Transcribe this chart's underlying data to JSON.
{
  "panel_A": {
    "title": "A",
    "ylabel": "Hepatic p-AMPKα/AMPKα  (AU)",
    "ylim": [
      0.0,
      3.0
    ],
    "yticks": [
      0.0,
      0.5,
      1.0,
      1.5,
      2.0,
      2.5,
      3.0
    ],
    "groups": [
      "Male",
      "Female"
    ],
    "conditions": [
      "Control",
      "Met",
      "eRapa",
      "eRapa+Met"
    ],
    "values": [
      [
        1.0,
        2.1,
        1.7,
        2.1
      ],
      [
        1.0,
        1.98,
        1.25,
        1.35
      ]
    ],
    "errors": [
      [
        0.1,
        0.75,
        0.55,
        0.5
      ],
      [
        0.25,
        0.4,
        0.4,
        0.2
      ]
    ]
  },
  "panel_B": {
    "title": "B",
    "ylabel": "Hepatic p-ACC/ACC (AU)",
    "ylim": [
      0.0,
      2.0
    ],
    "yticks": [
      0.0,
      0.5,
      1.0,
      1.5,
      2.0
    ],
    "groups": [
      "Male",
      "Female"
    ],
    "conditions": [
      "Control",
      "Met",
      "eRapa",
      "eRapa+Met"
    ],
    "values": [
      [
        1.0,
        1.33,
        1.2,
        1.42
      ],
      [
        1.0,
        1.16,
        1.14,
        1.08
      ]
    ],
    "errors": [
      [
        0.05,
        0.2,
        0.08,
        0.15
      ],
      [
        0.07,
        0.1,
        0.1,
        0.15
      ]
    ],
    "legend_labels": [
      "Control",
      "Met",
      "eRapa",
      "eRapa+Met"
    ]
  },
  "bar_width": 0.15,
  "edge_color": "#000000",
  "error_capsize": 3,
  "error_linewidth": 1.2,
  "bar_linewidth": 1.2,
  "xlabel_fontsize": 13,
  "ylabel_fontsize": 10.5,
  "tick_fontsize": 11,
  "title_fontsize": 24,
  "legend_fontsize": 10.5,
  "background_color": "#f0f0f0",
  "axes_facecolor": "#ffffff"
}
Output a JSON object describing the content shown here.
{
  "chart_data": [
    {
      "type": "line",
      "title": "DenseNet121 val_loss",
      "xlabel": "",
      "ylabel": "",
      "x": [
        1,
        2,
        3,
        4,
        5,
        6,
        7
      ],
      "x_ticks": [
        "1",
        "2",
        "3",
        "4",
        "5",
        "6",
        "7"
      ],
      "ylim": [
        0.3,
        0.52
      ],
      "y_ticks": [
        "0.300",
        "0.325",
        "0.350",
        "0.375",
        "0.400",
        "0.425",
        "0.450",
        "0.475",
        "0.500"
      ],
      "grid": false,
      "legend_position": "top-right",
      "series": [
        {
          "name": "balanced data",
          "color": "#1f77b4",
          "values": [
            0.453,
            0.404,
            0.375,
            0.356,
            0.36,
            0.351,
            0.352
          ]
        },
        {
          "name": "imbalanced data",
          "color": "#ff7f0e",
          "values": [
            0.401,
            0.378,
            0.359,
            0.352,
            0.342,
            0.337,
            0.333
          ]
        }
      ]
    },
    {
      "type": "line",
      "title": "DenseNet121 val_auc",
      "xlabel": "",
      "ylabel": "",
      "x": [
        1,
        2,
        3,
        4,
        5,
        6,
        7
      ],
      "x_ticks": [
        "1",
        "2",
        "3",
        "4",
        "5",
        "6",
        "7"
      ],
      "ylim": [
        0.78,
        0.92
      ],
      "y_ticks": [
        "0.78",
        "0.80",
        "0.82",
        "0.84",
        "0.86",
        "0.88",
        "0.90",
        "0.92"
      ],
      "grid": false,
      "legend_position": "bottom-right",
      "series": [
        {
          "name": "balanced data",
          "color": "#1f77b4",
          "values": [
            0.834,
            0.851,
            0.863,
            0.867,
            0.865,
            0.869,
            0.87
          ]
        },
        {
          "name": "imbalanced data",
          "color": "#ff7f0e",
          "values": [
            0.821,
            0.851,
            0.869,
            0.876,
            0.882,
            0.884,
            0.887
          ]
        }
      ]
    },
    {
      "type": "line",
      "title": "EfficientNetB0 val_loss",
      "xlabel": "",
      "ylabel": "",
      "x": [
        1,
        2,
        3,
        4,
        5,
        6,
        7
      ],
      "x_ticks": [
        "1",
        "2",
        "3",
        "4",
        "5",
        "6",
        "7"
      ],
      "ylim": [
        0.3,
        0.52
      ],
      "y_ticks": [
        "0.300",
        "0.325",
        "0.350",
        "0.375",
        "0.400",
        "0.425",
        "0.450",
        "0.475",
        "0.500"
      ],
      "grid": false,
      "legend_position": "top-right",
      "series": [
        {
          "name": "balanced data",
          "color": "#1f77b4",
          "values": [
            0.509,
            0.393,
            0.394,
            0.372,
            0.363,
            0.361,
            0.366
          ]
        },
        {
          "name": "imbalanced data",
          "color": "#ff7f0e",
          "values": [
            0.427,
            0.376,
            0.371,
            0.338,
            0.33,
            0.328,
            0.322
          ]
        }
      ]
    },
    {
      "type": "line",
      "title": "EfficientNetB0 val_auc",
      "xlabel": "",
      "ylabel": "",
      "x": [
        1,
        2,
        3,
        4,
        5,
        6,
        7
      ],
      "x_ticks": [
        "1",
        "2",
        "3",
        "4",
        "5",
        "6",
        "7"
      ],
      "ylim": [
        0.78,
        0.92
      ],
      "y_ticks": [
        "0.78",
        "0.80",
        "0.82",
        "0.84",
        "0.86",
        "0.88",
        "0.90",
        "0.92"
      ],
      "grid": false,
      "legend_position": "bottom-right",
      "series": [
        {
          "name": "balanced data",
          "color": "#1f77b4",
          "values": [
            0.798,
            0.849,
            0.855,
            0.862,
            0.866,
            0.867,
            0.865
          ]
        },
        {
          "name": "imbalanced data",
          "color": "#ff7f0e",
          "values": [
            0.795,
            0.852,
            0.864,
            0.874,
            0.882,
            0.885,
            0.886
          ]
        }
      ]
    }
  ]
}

PROBLEM TO WORK ON:
From the records given above, copy all lines containing "JSON".

EXERCISE OUTPUT:
Transcribe this chart's underlying data to JSON.
Output a JSON object describing the content shown here.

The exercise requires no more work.